* [Exercise brief]
Scan the data for "JSON" and copy the lines it appears in.

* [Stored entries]
—————
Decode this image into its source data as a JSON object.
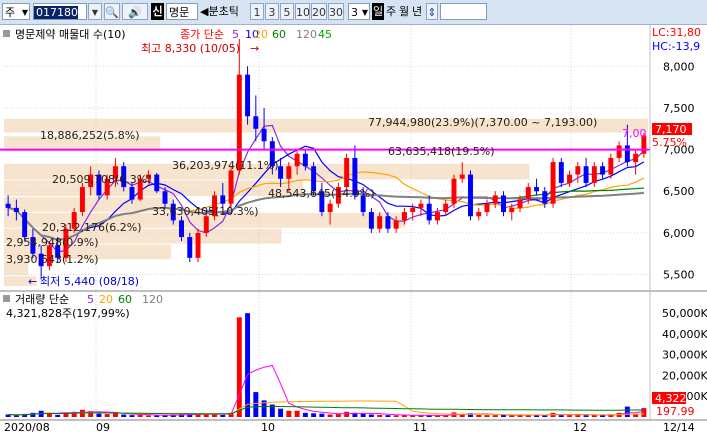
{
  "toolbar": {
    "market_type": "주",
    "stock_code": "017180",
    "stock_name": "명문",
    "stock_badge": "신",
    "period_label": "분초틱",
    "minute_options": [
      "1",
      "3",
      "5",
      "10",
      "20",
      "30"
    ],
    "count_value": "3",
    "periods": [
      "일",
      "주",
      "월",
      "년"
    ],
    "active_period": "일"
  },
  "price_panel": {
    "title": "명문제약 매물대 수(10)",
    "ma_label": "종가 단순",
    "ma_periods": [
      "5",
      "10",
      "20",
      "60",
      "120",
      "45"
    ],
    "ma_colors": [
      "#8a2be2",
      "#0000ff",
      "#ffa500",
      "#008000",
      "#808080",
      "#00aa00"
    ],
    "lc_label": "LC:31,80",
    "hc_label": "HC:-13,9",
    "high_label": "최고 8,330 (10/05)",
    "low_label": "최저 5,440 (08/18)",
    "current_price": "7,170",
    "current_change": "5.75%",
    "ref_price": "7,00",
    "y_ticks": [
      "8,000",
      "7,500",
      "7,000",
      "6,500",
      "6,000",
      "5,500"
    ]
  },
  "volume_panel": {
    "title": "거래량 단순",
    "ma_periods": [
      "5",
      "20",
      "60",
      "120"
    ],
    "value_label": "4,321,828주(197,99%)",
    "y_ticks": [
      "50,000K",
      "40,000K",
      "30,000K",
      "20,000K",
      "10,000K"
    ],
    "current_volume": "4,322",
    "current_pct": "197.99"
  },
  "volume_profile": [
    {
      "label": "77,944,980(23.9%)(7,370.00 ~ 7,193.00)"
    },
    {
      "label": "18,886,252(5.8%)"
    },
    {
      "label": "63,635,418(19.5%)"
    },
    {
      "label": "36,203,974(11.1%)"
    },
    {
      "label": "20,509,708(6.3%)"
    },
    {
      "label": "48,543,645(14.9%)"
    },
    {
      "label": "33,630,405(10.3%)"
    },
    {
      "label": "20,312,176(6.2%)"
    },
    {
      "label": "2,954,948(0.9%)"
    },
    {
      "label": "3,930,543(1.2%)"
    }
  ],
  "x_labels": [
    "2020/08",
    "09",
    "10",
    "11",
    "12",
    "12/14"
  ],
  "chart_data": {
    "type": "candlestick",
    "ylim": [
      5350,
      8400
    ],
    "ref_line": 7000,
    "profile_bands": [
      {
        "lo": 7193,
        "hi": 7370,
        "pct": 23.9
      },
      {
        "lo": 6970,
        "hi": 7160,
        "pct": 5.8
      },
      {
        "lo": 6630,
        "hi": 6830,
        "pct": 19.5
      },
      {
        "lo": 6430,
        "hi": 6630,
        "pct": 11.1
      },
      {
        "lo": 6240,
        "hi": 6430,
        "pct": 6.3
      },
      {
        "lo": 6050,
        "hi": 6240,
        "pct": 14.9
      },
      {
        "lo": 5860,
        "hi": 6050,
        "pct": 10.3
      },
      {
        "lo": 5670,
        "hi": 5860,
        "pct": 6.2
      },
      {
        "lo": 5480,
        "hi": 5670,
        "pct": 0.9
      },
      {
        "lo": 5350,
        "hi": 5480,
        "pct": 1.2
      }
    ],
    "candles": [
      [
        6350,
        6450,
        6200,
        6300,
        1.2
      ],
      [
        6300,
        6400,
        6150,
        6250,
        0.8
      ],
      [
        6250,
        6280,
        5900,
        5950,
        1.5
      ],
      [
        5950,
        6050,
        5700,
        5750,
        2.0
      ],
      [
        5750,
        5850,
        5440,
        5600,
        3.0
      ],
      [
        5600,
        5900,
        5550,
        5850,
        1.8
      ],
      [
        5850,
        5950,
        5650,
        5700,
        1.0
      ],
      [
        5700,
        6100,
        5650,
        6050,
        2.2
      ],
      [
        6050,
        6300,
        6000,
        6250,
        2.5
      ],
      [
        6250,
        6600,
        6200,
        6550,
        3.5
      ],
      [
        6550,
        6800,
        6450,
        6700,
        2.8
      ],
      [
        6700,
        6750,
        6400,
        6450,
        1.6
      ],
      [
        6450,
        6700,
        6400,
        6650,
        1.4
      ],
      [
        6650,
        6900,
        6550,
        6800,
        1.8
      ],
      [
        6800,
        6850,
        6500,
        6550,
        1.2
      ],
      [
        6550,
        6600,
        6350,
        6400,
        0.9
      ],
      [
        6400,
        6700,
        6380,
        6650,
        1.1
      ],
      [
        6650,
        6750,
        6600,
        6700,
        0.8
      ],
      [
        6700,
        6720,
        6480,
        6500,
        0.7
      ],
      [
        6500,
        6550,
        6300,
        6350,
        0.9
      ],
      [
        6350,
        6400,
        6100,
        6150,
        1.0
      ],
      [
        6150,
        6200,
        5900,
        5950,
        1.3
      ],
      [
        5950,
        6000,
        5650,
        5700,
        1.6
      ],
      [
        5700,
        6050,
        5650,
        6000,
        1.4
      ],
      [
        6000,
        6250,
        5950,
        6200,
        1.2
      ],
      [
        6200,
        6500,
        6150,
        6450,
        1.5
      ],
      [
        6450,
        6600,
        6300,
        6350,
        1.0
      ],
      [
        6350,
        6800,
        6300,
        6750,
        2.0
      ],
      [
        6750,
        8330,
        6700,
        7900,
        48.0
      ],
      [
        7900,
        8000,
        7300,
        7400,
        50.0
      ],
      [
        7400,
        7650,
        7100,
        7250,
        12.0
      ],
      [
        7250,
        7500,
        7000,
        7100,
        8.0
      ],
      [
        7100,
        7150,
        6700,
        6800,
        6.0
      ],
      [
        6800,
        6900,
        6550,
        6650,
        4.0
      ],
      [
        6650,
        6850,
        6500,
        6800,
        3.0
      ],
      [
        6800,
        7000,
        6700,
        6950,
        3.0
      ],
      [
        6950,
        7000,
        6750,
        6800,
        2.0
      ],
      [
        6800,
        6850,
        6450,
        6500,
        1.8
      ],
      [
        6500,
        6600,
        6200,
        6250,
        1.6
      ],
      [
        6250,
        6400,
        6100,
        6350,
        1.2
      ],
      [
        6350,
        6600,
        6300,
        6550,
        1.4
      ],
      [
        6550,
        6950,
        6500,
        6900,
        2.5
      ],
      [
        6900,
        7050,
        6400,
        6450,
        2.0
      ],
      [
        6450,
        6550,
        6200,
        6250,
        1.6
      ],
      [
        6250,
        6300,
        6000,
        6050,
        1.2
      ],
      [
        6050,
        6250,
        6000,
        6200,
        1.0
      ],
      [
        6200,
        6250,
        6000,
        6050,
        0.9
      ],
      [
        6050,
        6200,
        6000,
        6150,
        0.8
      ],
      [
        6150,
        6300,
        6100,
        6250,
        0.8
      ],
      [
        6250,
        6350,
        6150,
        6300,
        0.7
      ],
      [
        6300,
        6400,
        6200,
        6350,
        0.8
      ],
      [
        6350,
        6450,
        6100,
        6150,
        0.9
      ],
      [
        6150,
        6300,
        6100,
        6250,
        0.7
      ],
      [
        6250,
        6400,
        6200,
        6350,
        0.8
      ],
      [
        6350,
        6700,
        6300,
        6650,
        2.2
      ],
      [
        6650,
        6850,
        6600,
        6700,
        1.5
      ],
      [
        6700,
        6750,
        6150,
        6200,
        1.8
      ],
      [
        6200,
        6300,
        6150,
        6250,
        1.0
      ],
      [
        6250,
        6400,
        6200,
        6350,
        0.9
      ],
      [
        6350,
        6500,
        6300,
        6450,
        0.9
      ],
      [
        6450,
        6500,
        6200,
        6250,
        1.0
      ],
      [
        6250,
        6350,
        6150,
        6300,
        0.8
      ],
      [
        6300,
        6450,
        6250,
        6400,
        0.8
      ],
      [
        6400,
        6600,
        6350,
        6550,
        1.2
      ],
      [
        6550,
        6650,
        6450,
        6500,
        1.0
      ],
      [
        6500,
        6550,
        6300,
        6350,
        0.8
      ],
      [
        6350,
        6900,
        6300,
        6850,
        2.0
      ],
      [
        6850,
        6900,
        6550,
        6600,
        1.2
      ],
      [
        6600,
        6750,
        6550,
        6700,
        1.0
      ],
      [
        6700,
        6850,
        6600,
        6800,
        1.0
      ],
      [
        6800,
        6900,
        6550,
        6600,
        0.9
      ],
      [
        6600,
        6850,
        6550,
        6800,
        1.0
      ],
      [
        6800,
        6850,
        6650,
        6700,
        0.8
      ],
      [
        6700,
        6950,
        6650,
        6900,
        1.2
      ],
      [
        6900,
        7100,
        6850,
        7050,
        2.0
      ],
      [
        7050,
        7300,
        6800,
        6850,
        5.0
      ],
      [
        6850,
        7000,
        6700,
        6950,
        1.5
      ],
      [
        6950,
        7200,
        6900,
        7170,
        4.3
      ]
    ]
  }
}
—————
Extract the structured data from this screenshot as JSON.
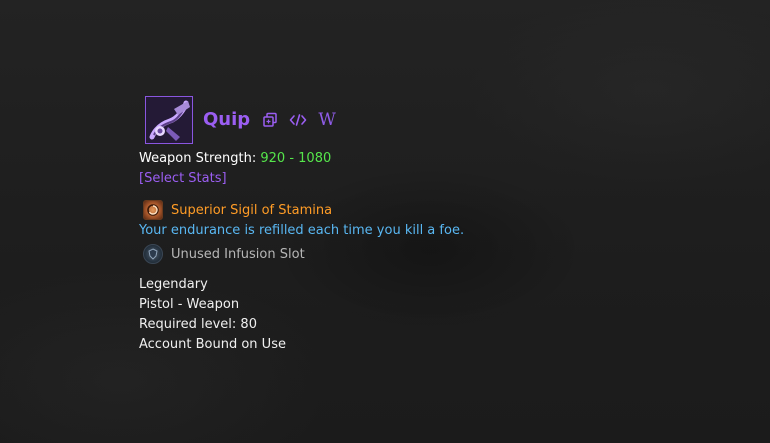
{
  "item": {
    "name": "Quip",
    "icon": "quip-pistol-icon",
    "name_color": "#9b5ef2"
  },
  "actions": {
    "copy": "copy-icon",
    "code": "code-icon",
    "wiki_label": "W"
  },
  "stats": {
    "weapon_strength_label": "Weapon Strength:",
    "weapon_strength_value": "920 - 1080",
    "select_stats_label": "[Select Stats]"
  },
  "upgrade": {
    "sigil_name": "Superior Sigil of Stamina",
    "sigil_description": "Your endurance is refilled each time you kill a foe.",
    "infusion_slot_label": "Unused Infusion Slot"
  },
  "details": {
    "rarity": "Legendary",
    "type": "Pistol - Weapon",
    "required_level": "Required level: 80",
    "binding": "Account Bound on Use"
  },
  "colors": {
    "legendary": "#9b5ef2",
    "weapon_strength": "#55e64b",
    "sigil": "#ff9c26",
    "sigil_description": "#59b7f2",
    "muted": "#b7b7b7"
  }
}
—————
* [The result]
Decode this image into its source data as a JSON object.
Extract the structured data from this screenshot as JSON.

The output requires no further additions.